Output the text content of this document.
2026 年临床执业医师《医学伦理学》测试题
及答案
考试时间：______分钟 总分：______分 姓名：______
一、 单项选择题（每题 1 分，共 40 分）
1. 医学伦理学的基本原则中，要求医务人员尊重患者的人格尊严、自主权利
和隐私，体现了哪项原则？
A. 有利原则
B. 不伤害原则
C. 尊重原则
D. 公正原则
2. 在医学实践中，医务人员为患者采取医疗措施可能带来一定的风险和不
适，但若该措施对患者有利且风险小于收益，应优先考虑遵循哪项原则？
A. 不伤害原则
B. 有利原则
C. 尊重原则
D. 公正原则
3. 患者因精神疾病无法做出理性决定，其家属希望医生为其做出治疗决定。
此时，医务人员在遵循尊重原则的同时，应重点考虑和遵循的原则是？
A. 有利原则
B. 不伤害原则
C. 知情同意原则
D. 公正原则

● Stated problem
Write out the data exactly as it stands.

● Full response
Output the text content of this document.
2026 年临床执业医师《医学伦理学》测试题
及答案
考试时间：______分钟 总分：______分 姓名：______
一、 单项选择题（每题 1 分，共 40 分）
1. 医学伦理学的基本原则中，要求医务人员尊重患者的人格尊严、自主权利
和隐私，体现了哪项原则？
A. 有利原则
B. 不伤害原则
C. 尊重原则
D. 公正原则
2. 在医学实践中，医务人员为患者采取医疗措施可能带来一定的风险和不
适，但若该措施对患者有利且风险小于收益，应优先考虑遵循哪项原则？
A. 不伤害原则
B. 有利原则
C. 尊重原则
D. 公正原则
3. 患者因精神疾病无法做出理性决定，其家属希望医生为其做出治疗决定。
此时，医务人员在遵循尊重原则的同时，应重点考虑和遵循的原则是？
A. 有利原则
B. 不伤害原则
C. 知情同意原则
D. 公正原则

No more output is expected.